### To be done
Locate every line below that contains the word "согласно" and copy it.

### Records
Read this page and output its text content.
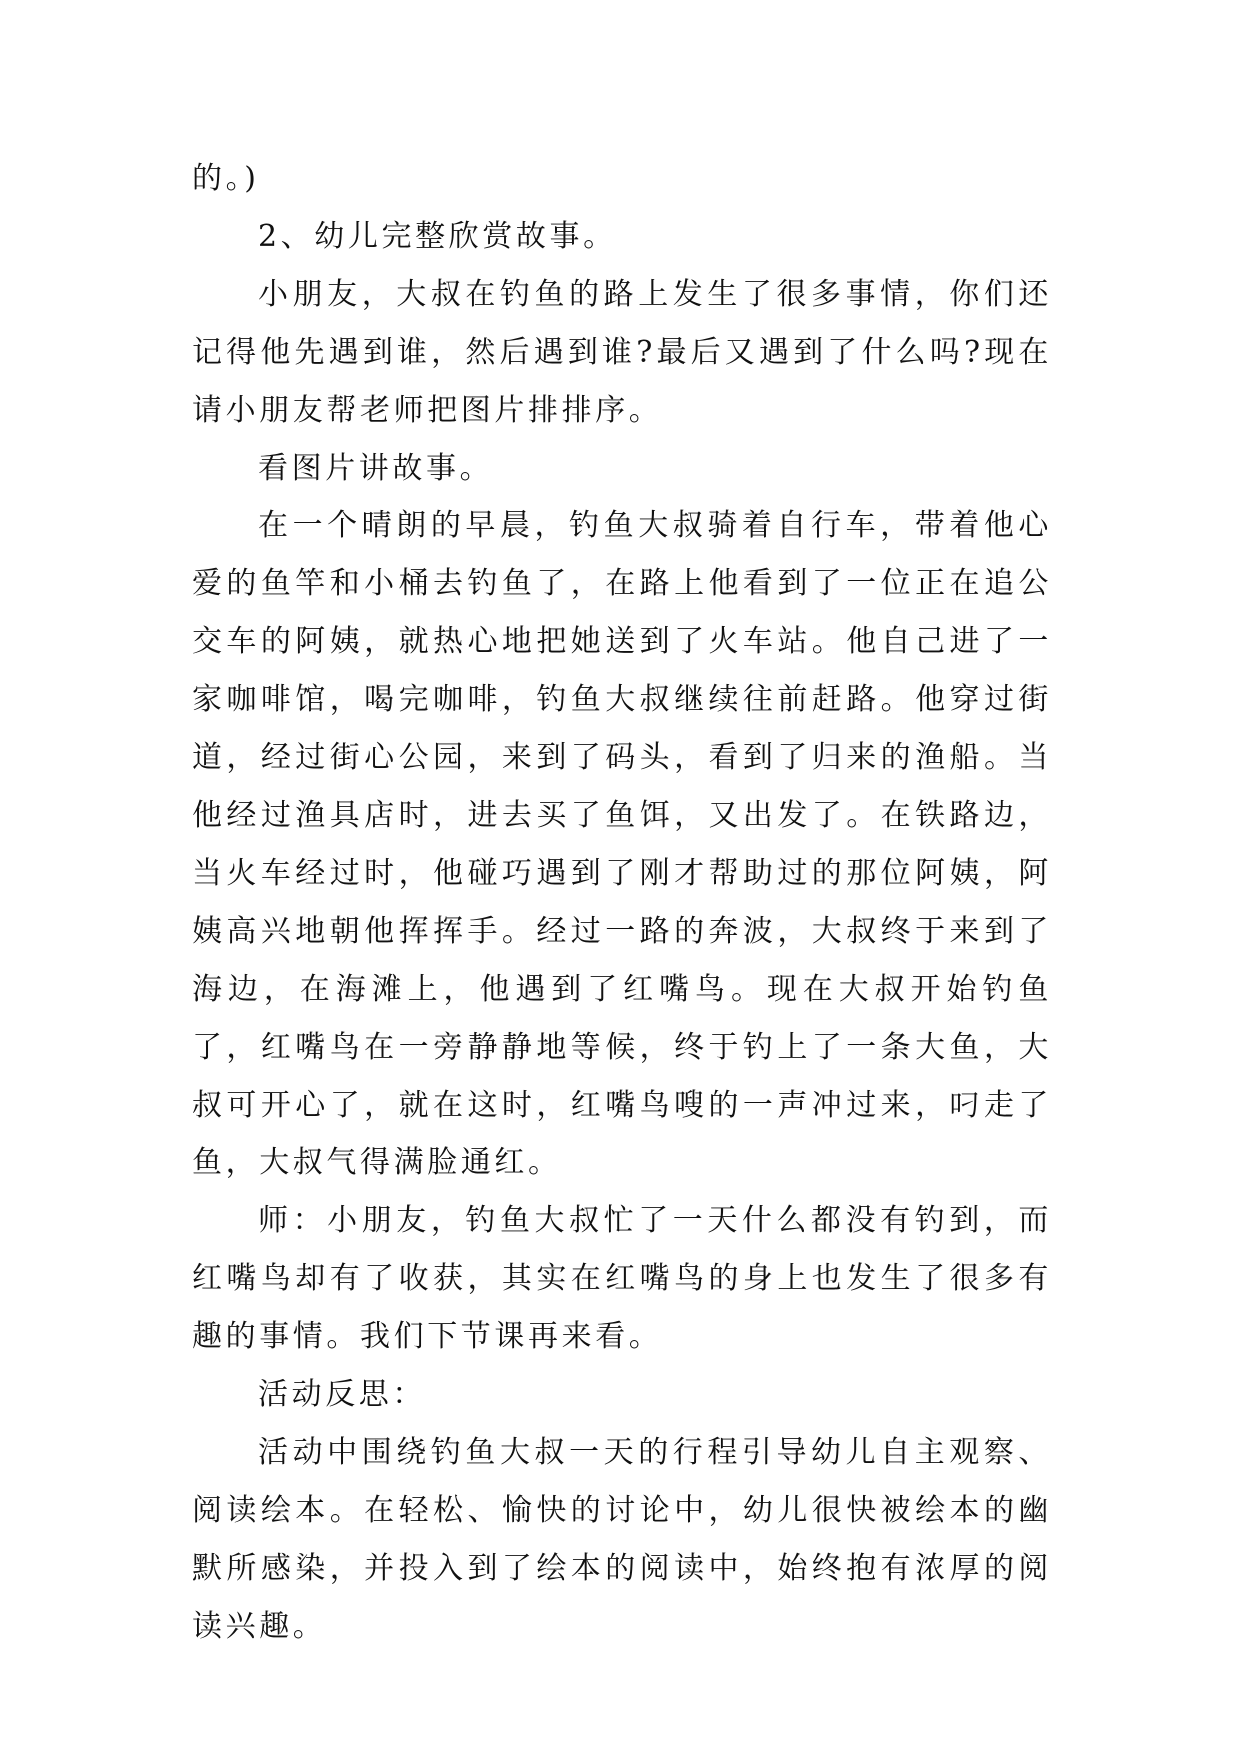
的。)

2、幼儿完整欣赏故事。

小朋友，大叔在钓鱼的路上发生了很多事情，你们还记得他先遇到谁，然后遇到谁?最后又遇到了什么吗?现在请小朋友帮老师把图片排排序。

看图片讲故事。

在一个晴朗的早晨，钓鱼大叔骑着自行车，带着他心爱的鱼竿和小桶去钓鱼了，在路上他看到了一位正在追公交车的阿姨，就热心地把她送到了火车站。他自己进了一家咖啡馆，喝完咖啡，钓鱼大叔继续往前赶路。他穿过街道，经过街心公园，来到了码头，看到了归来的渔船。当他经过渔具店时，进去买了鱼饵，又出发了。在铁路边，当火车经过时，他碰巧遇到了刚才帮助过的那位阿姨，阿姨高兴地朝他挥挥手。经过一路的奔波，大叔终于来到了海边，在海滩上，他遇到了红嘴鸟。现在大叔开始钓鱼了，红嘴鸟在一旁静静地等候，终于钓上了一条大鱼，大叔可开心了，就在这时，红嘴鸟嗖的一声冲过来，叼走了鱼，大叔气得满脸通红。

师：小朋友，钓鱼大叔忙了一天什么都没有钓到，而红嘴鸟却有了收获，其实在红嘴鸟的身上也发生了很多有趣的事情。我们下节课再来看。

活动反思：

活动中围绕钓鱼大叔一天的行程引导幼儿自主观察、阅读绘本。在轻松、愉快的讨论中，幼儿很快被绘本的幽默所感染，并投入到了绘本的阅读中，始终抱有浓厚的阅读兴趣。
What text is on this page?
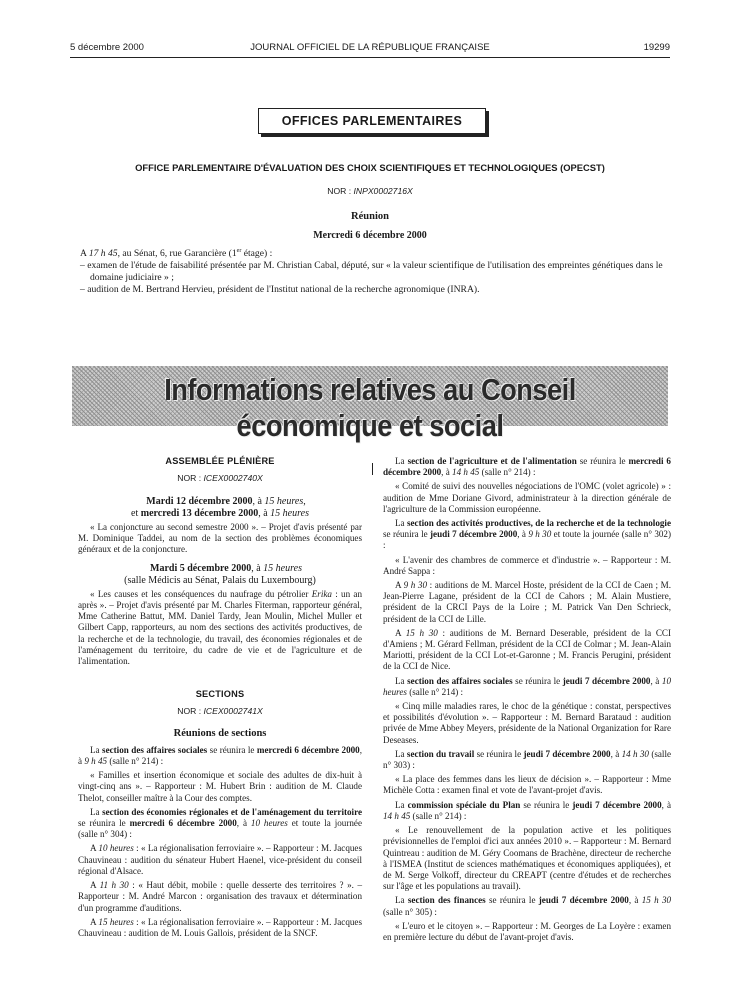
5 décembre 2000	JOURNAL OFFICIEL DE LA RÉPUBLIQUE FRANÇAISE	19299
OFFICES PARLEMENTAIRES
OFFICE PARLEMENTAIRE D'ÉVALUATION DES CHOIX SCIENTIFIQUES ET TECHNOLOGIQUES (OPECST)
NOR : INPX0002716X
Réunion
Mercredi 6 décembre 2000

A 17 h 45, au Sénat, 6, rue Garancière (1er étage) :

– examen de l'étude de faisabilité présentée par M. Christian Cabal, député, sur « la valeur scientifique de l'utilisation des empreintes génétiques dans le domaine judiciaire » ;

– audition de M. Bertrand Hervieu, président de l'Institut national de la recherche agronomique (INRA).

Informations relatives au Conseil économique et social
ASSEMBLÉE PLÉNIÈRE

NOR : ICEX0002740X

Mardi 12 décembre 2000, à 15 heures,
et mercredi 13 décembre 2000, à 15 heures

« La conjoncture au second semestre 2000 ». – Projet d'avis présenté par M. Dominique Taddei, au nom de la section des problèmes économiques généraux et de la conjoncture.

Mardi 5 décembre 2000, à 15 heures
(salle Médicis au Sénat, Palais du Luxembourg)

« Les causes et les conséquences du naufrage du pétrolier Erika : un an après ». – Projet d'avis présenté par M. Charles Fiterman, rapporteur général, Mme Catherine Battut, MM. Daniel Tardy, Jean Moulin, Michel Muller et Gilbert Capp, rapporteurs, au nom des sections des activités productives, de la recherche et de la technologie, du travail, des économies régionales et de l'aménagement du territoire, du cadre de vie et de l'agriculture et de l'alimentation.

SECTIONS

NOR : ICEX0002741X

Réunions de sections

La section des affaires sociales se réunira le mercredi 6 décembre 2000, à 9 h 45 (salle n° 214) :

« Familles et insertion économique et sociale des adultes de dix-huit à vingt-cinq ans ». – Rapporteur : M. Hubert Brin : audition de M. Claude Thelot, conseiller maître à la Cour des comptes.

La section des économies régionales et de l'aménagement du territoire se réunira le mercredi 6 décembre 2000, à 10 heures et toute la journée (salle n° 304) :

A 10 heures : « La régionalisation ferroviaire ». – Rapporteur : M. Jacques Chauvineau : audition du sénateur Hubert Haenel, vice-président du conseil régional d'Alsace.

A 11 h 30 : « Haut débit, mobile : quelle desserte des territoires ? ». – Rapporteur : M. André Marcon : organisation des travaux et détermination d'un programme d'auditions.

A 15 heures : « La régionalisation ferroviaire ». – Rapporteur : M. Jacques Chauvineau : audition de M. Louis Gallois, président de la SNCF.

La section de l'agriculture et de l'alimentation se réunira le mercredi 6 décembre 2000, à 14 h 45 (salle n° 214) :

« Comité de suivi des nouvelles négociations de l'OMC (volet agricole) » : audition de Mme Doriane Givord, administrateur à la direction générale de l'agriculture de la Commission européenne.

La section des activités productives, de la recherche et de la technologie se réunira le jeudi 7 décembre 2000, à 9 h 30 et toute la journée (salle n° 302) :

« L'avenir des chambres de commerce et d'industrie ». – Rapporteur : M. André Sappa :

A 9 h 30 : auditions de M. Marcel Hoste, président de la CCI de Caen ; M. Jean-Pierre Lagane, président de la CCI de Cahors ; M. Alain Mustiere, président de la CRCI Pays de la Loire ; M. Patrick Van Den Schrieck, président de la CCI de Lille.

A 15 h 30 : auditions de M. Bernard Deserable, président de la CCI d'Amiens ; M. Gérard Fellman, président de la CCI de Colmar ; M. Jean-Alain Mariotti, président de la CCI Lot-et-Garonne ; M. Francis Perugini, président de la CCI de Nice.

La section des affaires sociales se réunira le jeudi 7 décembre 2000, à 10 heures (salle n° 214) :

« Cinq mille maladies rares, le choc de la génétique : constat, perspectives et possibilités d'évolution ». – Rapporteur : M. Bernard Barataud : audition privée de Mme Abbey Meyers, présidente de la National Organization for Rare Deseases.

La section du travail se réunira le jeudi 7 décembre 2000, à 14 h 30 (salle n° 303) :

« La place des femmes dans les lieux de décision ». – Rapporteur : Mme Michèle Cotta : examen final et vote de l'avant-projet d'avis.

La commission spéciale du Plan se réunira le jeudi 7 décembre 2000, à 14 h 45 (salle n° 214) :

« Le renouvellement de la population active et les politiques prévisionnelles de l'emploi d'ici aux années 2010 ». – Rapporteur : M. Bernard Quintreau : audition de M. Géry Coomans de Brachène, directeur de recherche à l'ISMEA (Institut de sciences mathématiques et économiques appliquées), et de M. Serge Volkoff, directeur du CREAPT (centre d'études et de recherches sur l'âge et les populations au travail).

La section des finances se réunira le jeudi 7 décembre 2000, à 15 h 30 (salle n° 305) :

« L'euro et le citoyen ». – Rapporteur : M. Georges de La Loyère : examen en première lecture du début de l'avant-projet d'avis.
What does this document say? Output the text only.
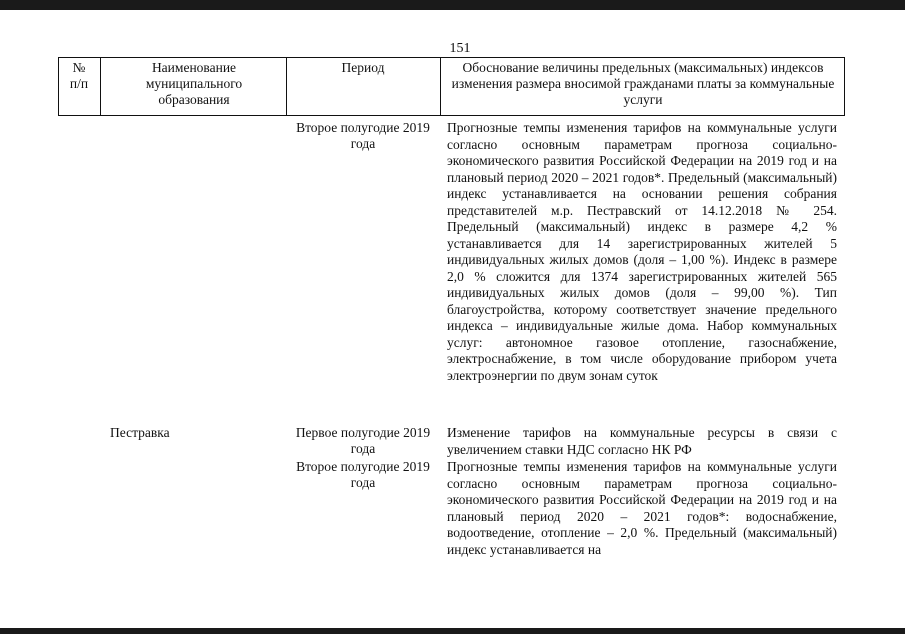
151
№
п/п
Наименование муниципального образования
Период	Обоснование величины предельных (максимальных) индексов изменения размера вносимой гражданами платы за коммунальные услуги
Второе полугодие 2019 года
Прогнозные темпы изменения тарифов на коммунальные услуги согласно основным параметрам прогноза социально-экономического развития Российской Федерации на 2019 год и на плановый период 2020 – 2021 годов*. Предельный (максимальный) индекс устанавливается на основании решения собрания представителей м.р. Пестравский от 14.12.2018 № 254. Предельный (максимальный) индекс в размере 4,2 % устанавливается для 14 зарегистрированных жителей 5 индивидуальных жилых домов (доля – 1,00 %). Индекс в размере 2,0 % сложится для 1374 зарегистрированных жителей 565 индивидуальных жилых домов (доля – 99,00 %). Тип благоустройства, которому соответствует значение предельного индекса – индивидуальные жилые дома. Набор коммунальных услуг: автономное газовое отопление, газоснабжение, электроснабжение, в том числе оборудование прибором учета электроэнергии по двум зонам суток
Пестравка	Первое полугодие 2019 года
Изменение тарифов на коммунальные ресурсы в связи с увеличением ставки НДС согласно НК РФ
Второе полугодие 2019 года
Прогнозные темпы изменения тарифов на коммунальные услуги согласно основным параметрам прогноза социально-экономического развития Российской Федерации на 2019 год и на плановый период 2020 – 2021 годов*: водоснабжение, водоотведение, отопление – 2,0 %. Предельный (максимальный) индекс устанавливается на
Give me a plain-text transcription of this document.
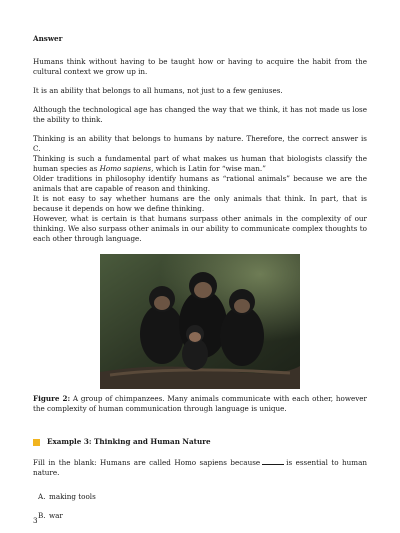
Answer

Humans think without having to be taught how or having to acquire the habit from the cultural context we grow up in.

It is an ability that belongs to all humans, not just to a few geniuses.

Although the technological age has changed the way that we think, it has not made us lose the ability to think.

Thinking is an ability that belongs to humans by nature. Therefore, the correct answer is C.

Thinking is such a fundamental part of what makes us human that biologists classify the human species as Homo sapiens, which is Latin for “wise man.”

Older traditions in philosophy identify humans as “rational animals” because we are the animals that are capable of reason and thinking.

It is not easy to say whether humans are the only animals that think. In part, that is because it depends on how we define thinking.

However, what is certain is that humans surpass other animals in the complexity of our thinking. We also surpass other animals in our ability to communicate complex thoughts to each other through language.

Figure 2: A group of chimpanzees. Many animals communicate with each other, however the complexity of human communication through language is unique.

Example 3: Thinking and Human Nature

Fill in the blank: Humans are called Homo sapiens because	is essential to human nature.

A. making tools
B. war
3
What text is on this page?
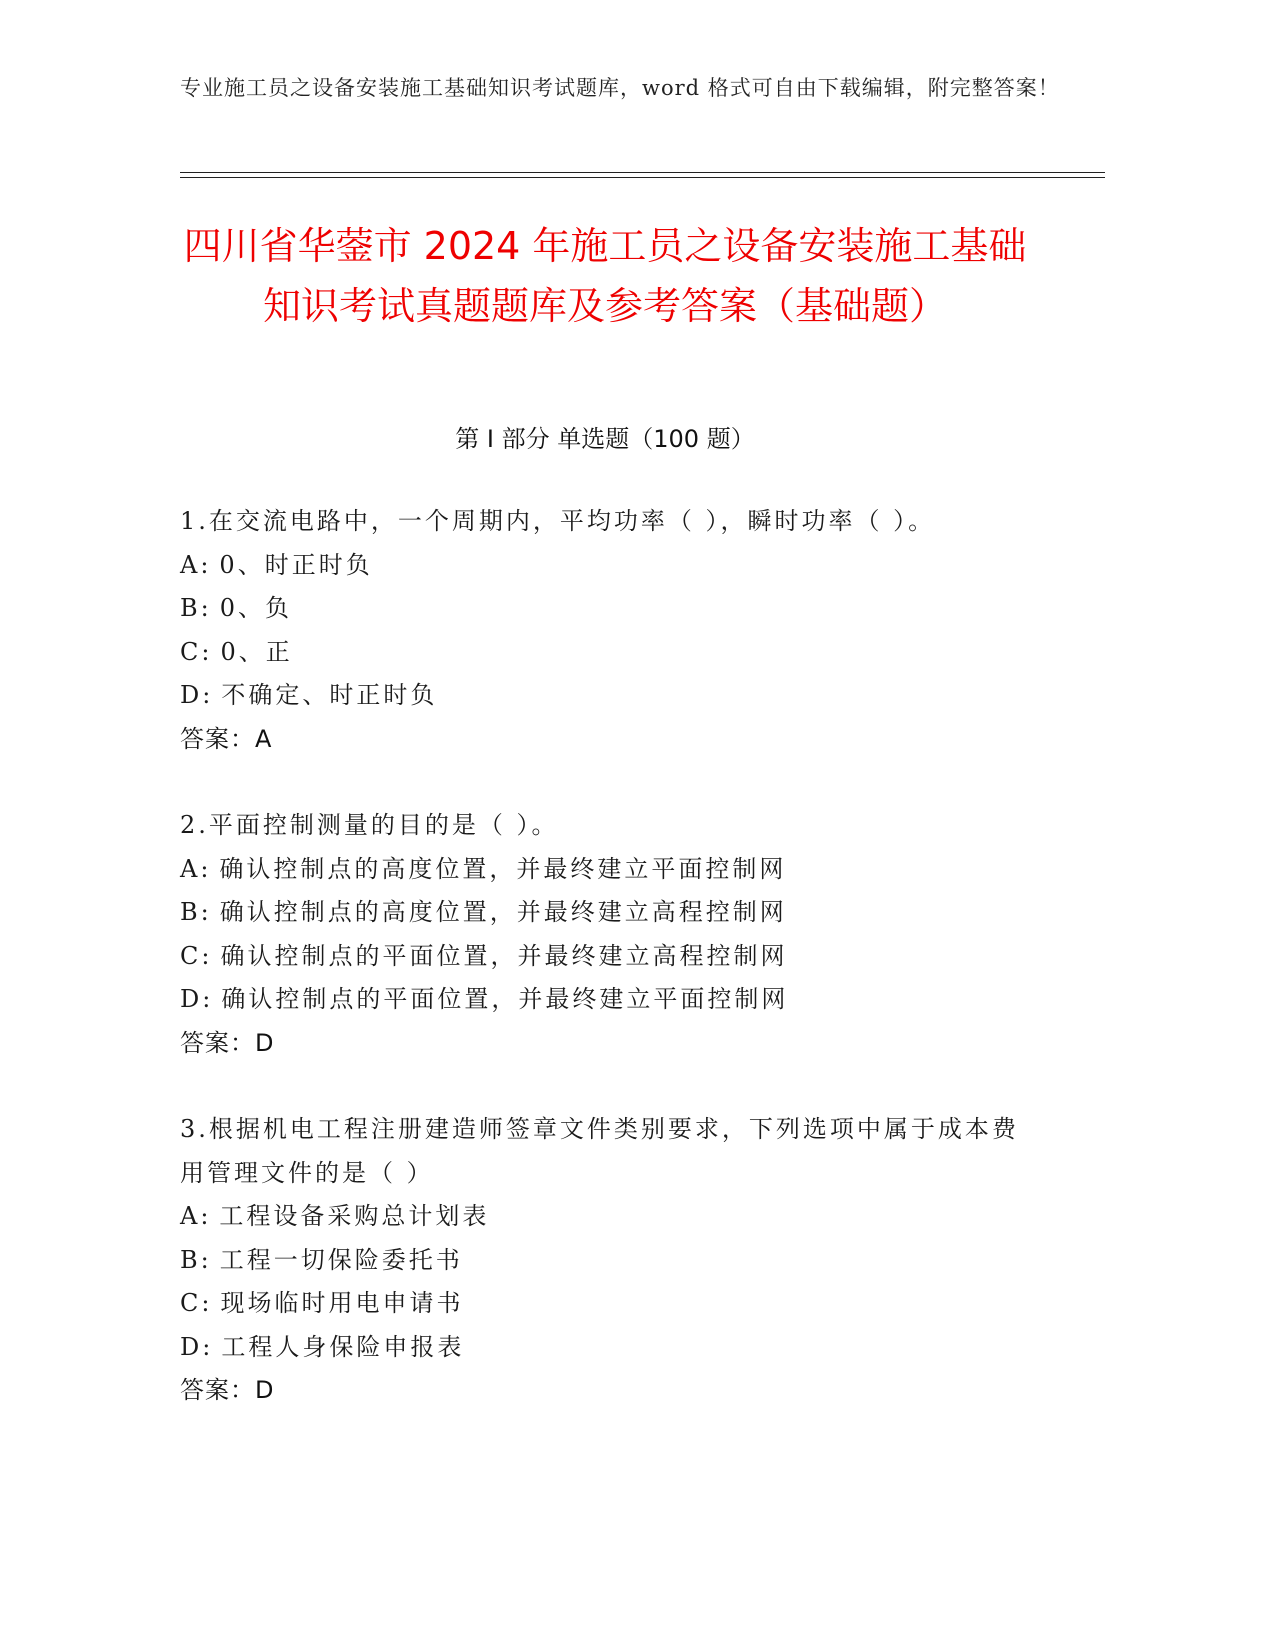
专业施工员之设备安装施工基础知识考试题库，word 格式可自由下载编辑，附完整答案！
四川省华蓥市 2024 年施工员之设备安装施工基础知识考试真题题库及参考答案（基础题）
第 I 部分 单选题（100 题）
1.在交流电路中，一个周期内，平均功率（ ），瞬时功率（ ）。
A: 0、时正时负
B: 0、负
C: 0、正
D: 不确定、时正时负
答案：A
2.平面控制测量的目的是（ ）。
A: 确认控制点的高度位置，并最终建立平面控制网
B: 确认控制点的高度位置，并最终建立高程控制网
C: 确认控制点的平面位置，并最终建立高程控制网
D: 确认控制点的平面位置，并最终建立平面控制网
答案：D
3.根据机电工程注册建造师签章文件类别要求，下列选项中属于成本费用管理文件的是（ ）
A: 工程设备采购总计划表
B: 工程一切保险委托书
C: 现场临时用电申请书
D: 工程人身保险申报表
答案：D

### Reply
Прогнозные темпы изменения тарифов на коммунальные услуги согласно основным параметрам прогноза социально-экономического развития Российской Федерации на 2019 год и на плановый период 2020 – 2021 годов*. Предельный (максимальный) индекс устанавливается на основании решения собрания представителей м.р. Пестравский от 14.12.2018 № 254. Предельный (максимальный) индекс в размере 4,2 % устанавливается для 14 зарегистрированных жителей 5 индивидуальных жилых домов (доля – 1,00 %). Индекс в размере 2,0 % сложится для 1374 зарегистрированных жителей 565 индивидуальных жилых домов (доля – 99,00 %). Тип благоустройства, которому соответствует значение предельного индекса – индивидуальные жилые дома. Набор коммунальных услуг: автономное газовое отопление, газоснабжение, электроснабжение, в том числе оборудование прибором учета электроэнергии по двум зонам суток
Изменение тарифов на коммунальные ресурсы в связи с увеличением ставки НДС согласно НК РФ
Прогнозные темпы изменения тарифов на коммунальные услуги согласно основным параметрам прогноза социально-экономического развития Российской Федерации на 2019 год и на плановый период 2020 – 2021 годов*: водоснабжение, водоотведение, отопление – 2,0 %. Предельный (максимальный) индекс устанавливается на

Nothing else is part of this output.